STATED PROBLEM
All of the entries need to be written out again, exactly as they are.

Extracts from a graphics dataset
=-=-=
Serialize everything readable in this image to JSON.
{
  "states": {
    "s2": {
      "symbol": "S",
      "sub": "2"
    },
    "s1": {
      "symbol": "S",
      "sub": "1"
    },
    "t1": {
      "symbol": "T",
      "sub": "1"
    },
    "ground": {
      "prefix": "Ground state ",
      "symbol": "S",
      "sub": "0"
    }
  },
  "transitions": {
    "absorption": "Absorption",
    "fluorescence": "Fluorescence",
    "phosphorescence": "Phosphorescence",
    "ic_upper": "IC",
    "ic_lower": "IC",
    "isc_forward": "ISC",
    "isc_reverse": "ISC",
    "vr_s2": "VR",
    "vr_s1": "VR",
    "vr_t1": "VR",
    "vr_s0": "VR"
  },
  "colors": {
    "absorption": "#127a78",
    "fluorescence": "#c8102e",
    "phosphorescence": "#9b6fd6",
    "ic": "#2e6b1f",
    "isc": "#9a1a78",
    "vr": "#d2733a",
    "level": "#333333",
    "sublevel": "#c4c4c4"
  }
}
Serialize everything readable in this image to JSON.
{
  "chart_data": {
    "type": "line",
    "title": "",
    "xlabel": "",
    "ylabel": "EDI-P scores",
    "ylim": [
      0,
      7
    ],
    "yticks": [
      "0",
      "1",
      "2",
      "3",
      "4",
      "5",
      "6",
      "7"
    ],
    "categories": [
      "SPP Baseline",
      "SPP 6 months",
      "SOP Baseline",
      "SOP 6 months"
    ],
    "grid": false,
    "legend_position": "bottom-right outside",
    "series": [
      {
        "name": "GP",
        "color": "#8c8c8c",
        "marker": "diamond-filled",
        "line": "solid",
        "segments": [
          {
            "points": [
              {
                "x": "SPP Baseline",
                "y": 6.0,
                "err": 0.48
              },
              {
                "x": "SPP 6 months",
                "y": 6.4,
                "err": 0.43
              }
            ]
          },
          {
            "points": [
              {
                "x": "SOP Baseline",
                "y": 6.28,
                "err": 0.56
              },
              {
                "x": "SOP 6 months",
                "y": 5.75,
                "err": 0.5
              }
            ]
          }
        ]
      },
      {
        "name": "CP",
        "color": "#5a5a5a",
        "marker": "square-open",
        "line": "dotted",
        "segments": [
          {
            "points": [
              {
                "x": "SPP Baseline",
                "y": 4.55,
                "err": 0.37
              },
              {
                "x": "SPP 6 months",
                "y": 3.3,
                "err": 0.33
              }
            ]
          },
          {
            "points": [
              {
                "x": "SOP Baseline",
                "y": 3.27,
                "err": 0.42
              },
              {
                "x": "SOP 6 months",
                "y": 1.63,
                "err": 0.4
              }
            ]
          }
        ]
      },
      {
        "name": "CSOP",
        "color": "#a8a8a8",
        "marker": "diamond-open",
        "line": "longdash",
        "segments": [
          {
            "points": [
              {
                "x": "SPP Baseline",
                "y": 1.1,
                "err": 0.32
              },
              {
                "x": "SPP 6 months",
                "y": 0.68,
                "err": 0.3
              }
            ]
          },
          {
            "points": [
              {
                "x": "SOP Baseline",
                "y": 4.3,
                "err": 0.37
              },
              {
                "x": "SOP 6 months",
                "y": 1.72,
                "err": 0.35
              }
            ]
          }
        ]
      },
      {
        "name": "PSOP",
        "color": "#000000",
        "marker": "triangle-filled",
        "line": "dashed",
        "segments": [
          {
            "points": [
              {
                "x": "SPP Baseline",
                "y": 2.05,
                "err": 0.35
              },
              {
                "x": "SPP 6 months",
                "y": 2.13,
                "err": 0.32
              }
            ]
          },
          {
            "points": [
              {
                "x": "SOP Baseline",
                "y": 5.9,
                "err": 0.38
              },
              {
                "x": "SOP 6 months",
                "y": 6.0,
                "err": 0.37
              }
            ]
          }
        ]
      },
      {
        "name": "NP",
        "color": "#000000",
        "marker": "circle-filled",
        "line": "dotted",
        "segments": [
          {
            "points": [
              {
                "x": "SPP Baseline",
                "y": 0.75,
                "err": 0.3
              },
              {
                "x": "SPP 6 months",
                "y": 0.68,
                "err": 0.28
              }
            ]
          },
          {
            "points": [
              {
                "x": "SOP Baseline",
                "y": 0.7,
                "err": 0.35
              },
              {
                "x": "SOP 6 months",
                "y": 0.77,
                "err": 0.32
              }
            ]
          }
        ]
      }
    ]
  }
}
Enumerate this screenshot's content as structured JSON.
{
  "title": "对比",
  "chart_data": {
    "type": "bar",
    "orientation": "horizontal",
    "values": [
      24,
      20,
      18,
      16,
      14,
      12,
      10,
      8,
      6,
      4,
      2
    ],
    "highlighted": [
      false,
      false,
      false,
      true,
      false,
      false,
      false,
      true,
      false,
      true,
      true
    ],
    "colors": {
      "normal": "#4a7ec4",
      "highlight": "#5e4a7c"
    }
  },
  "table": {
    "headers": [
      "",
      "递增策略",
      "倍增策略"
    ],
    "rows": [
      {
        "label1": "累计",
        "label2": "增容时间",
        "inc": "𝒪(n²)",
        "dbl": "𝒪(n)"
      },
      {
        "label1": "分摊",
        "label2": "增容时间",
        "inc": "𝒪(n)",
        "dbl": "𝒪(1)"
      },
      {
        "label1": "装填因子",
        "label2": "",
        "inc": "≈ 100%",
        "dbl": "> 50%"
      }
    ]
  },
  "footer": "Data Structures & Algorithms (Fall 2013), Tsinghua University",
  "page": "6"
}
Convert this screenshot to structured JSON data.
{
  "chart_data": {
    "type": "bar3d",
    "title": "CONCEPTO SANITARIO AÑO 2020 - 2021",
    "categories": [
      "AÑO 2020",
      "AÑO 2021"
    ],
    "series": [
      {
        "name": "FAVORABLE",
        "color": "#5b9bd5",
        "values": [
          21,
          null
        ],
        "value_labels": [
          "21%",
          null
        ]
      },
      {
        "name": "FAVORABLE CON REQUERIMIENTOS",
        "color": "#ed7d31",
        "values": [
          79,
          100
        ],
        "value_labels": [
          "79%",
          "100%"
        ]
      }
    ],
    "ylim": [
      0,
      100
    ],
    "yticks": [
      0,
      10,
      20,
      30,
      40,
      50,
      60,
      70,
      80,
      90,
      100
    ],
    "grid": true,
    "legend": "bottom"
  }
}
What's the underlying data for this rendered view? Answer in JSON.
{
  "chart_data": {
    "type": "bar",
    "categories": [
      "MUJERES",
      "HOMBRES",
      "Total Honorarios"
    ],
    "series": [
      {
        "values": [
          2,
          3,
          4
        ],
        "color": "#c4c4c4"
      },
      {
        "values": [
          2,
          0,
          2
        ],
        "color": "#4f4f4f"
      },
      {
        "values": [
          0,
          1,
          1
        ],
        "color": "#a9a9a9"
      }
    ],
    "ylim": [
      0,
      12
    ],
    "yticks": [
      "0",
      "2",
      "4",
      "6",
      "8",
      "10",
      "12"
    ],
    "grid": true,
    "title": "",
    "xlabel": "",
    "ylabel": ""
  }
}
=-=-=
OUTPUT FOR THIS EXERCISE
Serialize everything readable in this image to JSON.
{
  "states": {
    "s2": {
      "symbol": "S",
      "sub": "2"
    },
    "s1": {
      "symbol": "S",
      "sub": "1"
    },
    "t1": {
      "symbol": "T",
      "sub": "1"
    },
    "ground": {
      "prefix": "Ground state ",
      "symbol": "S",
      "sub": "0"
    }
  },
  "transitions": {
    "absorption": "Absorption",
    "fluorescence": "Fluorescence",
    "phosphorescence": "Phosphorescence",
    "ic_upper": "IC",
    "ic_lower": "IC",
    "isc_forward": "ISC",
    "isc_reverse": "ISC",
    "vr_s2": "VR",
    "vr_s1": "VR",
    "vr_t1": "VR",
    "vr_s0": "VR"
  },
  "colors": {
    "absorption": "#127a78",
    "fluorescence": "#c8102e",
    "phosphorescence": "#9b6fd6",
    "ic": "#2e6b1f",
    "isc": "#9a1a78",
    "vr": "#d2733a",
    "level": "#333333",
    "sublevel": "#c4c4c4"
  }
}
Serialize everything readable in this image to JSON.
{
  "chart_data": {
    "type": "line",
    "title": "",
    "xlabel": "",
    "ylabel": "EDI-P scores",
    "ylim": [
      0,
      7
    ],
    "yticks": [
      "0",
      "1",
      "2",
      "3",
      "4",
      "5",
      "6",
      "7"
    ],
    "categories": [
      "SPP Baseline",
      "SPP 6 months",
      "SOP Baseline",
      "SOP 6 months"
    ],
    "grid": false,
    "legend_position": "bottom-right outside",
    "series": [
      {
        "name": "GP",
        "color": "#8c8c8c",
        "marker": "diamond-filled",
        "line": "solid",
        "segments": [
          {
            "points": [
              {
                "x": "SPP Baseline",
                "y": 6.0,
                "err": 0.48
              },
              {
                "x": "SPP 6 months",
                "y": 6.4,
                "err": 0.43
              }
            ]
          },
          {
            "points": [
              {
                "x": "SOP Baseline",
                "y": 6.28,
                "err": 0.56
              },
              {
                "x": "SOP 6 months",
                "y": 5.75,
                "err": 0.5
              }
            ]
          }
        ]
      },
      {
        "name": "CP",
        "color": "#5a5a5a",
        "marker": "square-open",
        "line": "dotted",
        "segments": [
          {
            "points": [
              {
                "x": "SPP Baseline",
                "y": 4.55,
                "err": 0.37
              },
              {
                "x": "SPP 6 months",
                "y": 3.3,
                "err": 0.33
              }
            ]
          },
          {
            "points": [
              {
                "x": "SOP Baseline",
                "y": 3.27,
                "err": 0.42
              },
              {
                "x": "SOP 6 months",
                "y": 1.63,
                "err": 0.4
              }
            ]
          }
        ]
      },
      {
        "name": "CSOP",
        "color": "#a8a8a8",
        "marker": "diamond-open",
        "line": "longdash",
        "segments": [
          {
            "points": [
              {
                "x": "SPP Baseline",
                "y": 1.1,
                "err": 0.32
              },
              {
                "x": "SPP 6 months",
                "y": 0.68,
                "err": 0.3
              }
            ]
          },
          {
            "points": [
              {
                "x": "SOP Baseline",
                "y": 4.3,
                "err": 0.37
              },
              {
                "x": "SOP 6 months",
                "y": 1.72,
                "err": 0.35
              }
            ]
          }
        ]
      },
      {
        "name": "PSOP",
        "color": "#000000",
        "marker": "triangle-filled",
        "line": "dashed",
        "segments": [
          {
            "points": [
              {
                "x": "SPP Baseline",
                "y": 2.05,
                "err": 0.35
              },
              {
                "x": "SPP 6 months",
                "y": 2.13,
                "err": 0.32
              }
            ]
          },
          {
            "points": [
              {
                "x": "SOP Baseline",
                "y": 5.9,
                "err": 0.38
              },
              {
                "x": "SOP 6 months",
                "y": 6.0,
                "err": 0.37
              }
            ]
          }
        ]
      },
      {
        "name": "NP",
        "color": "#000000",
        "marker": "circle-filled",
        "line": "dotted",
        "segments": [
          {
            "points": [
              {
                "x": "SPP Baseline",
                "y": 0.75,
                "err": 0.3
              },
              {
                "x": "SPP 6 months",
                "y": 0.68,
                "err": 0.28
              }
            ]
          },
          {
            "points": [
              {
                "x": "SOP Baseline",
                "y": 0.7,
                "err": 0.35
              },
              {
                "x": "SOP 6 months",
                "y": 0.77,
                "err": 0.32
              }
            ]
          }
        ]
      }
    ]
  }
}
Enumerate this screenshot's content as structured JSON.
{
  "title": "对比",
  "chart_data": {
    "type": "bar",
    "orientation": "horizontal",
    "values": [
      24,
      20,
      18,
      16,
      14,
      12,
      10,
      8,
      6,
      4,
      2
    ],
    "highlighted": [
      false,
      false,
      false,
      true,
      false,
      false,
      false,
      true,
      false,
      true,
      true
    ],
    "colors": {
      "normal": "#4a7ec4",
      "highlight": "#5e4a7c"
    }
  },
  "table": {
    "headers": [
      "",
      "递增策略",
      "倍增策略"
    ],
    "rows": [
      {
        "label1": "累计",
        "label2": "增容时间",
        "inc": "𝒪(n²)",
        "dbl": "𝒪(n)"
      },
      {
        "label1": "分摊",
        "label2": "增容时间",
        "inc": "𝒪(n)",
        "dbl": "𝒪(1)"
      },
      {
        "label1": "装填因子",
        "label2": "",
        "inc": "≈ 100%",
        "dbl": "> 50%"
      }
    ]
  },
  "footer": "Data Structures & Algorithms (Fall 2013), Tsinghua University",
  "page": "6"
}
Convert this screenshot to structured JSON data.
{
  "chart_data": {
    "type": "bar3d",
    "title": "CONCEPTO SANITARIO AÑO 2020 - 2021",
    "categories": [
      "AÑO 2020",
      "AÑO 2021"
    ],
    "series": [
      {
        "name": "FAVORABLE",
        "color": "#5b9bd5",
        "values": [
          21,
          null
        ],
        "value_labels": [
          "21%",
          null
        ]
      },
      {
        "name": "FAVORABLE CON REQUERIMIENTOS",
        "color": "#ed7d31",
        "values": [
          79,
          100
        ],
        "value_labels": [
          "79%",
          "100%"
        ]
      }
    ],
    "ylim": [
      0,
      100
    ],
    "yticks": [
      0,
      10,
      20,
      30,
      40,
      50,
      60,
      70,
      80,
      90,
      100
    ],
    "grid": true,
    "legend": "bottom"
  }
}
What's the underlying data for this rendered view? Answer in JSON.
{
  "chart_data": {
    "type": "bar",
    "categories": [
      "MUJERES",
      "HOMBRES",
      "Total Honorarios"
    ],
    "series": [
      {
        "values": [
          2,
          3,
          4
        ],
        "color": "#c4c4c4"
      },
      {
        "values": [
          2,
          0,
          2
        ],
        "color": "#4f4f4f"
      },
      {
        "values": [
          0,
          1,
          1
        ],
        "color": "#a9a9a9"
      }
    ],
    "ylim": [
      0,
      12
    ],
    "yticks": [
      "0",
      "2",
      "4",
      "6",
      "8",
      "10",
      "12"
    ],
    "grid": true,
    "title": "",
    "xlabel": "",
    "ylabel": ""
  }
}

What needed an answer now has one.